• Goal
Extract each line bearing the word "气温较高".

• Saved entries
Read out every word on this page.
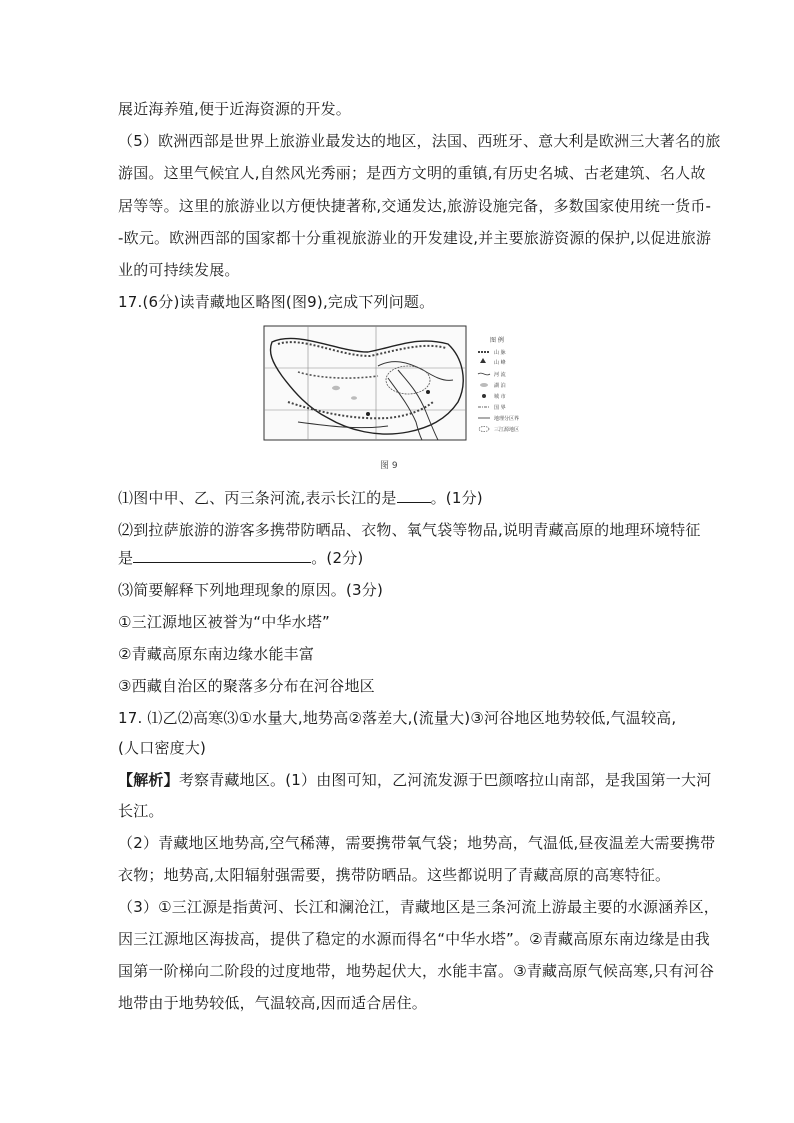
展近海养殖,便于近海资源的开发。
（5）欧洲西部是世界上旅游业最发达的地区，法国、西班牙、意大利是欧洲三大著名的旅
游国。这里气候宜人,自然风光秀丽；是西方文明的重镇,有历史名城、古老建筑、名人故
居等等。这里的旅游业以方便快捷著称,交通发达,旅游设施完备，多数国家使用统一货币-
-欧元。欧洲西部的国家都十分重视旅游业的开发建设,并主要旅游资源的保护,以促进旅游
业的可持续发展。
17.(6分)读青藏地区略图(图9),完成下列问题。
图 例
山 脉
山 峰
河 流
湖 泊
城 市
国 界
地理分区界
三江源地区
图 9
⑴图中甲、乙、丙三条河流,表示长江的是 。(1分)
⑵到拉萨旅游的游客多携带防晒品、衣物、氧气袋等物品,说明青藏高原的地理环境特征
是	。(2分)
⑶简要解释下列地理现象的原因。(3分)
①三江源地区被誉为“中华水塔”
②青藏高原东南边缘水能丰富
③西藏自治区的聚落多分布在河谷地区
17. ⑴乙⑵高寒⑶①水量大,地势高②落差大,(流量大)③河谷地区地势较低,气温较高,
(人口密度大)
【解析】考察青藏地区。(1）由图可知，乙河流发源于巴颜喀拉山南部，是我国第一大河
长江。
（2）青藏地区地势高,空气稀薄，需要携带氧气袋；地势高，气温低,昼夜温差大需要携带
衣物；地势高,太阳辐射强需要，携带防晒品。这些都说明了青藏高原的高寒特征。
（3）①三江源是指黄河、长江和澜沧江，青藏地区是三条河流上游最主要的水源涵养区，
因三江源地区海拔高，提供了稳定的水源而得名“中华水塔”。②青藏高原东南边缘是由我
国第一阶梯向二阶段的过度地带，地势起伏大，水能丰富。③青藏高原气候高寒,只有河谷
地带由于地势较低，气温较高,因而适合居住。
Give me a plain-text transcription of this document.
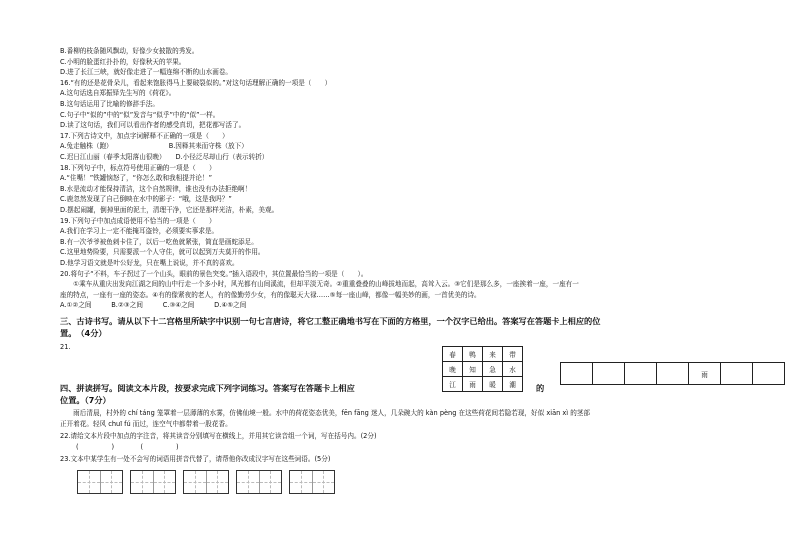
B.番柳的枝条随风飘动，好像少女披散的秀发。
C.小明的脸蛋红扑扑的，好像秋天的苹果。
D.进了长江三峡，就好像走进了一幅连绵不断的山水画卷。
16.“有的还是花骨朵儿，看起来饱胀得马上要破裂似的。”对这句话理解正确的一项是（　　）
A.这句话选自郑振铎先生写的《荷花》。
B.这句话运用了比喻的修辞手法。
C.句子中“似的”中的“似”发音与“似乎”中的“似”一样。
D.读了这句话，我们可以看出作者的感受真切，把花都写活了。
17.下列古诗文中，加点字词解释不正确的一项是（　　）
A.兔走触株（跑）　　　　　　　　　B.因释其耒而守株（放下）
C.迟日江山丽（春季太阳落山很晚）　　D.小径泛尽却山行（表示转折）
18.下列句子中，标点符号使用正确的一项是（　　）
A.“住嘴！”铁罐恼怒了，“你怎么敢和我相提并论！”
B.水是流动才能保持清洁，这个自然规律，谁也没有办法拒绝啊！
C.鹿忽然发现了自己倒映在水中的影子：“哦，这是我吗？”
D.摆起闹罐，倒掉里面的泥土，清理干净，它还是那样光洁，朴素，美观。
19.下列句子中加点成语使用不恰当的一项是（　　）
A.我们在学习上一定不能掩耳盗铃，必须要实事求是。
B.有一次爷爷被鱼刺卡住了，以后一吃鱼就紧张，简直是画蛇添足。
C.这里地势险要，只需要派一个人守住，就可以起到万夫莫开的作用。
D.他学习语文就是叶公好龙，只在嘴上说说，并不真的喜欢。
20.将句子“不料，车子拐过了一个山头，眼前的景色突变。”插入语段中，其位置最恰当的一项是（　　）。
　　①乘车从重庆出发向江湖之间的山中行走一个多小时，风光都有山间溪流，但却平淡无奇。②重重叠叠的山峰拔地而起，高耸入云。③它们是那么多，一座挨着一座，一座有一
座的特点，一座有一座的姿态。④有的像紧夜的老人，有的像勤劳少女，有的像聪天大禄……⑤每一座山峰，都像一幅美妙的画，一首优美的诗。
A.①②之间　　　B.②③之间　　　C.③④之间　　　D.④⑤之间
三、古诗书写。请从以下十二宫格里所缺字中识别一句七言唐诗，将它工整正确地书写在下面的方格里，一个汉字已给出。答案写在答题卡上相应的位
置。　（4分）
21.
春	鸭	来	带
晚	知	急	水
江	雨	暖	潮
				雨		
四、拼读拼写。阅读文本片段，按要求完成下列字词练习。答案写在答题卡上相应	的
位置。（7分）
　　雨后清晨，村外的 chí táng 笼罩着一层薄薄的水雾，仿佛仙境一般。水中的荷花姿态优美，fēn fāng 迷人，几朵碗大的 kàn pèng 在这些荷花间若隐若现，好似 xiān xì 的茎部
正开着花。轻风 chuī fú 而过，连空气中都带着一股花香。
22.请给文本片段中加点的字注音，将其读音分别填写在横线上，并用其它读音组一个词，写在括号内。(2分)
(　　　　　)　　　　(　　　　　)
23.文本中某学生有一处不会写的词语用拼音代替了，请帮他你改成汉字写在这些词语。(5分)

• Complete answer
17. ⑴乙⑵高寒⑶①水量大,地势高②落差大,(流量大)③河谷地区地势较低,气温较高,
地带由于地势较低，气温较高,因而适合居住。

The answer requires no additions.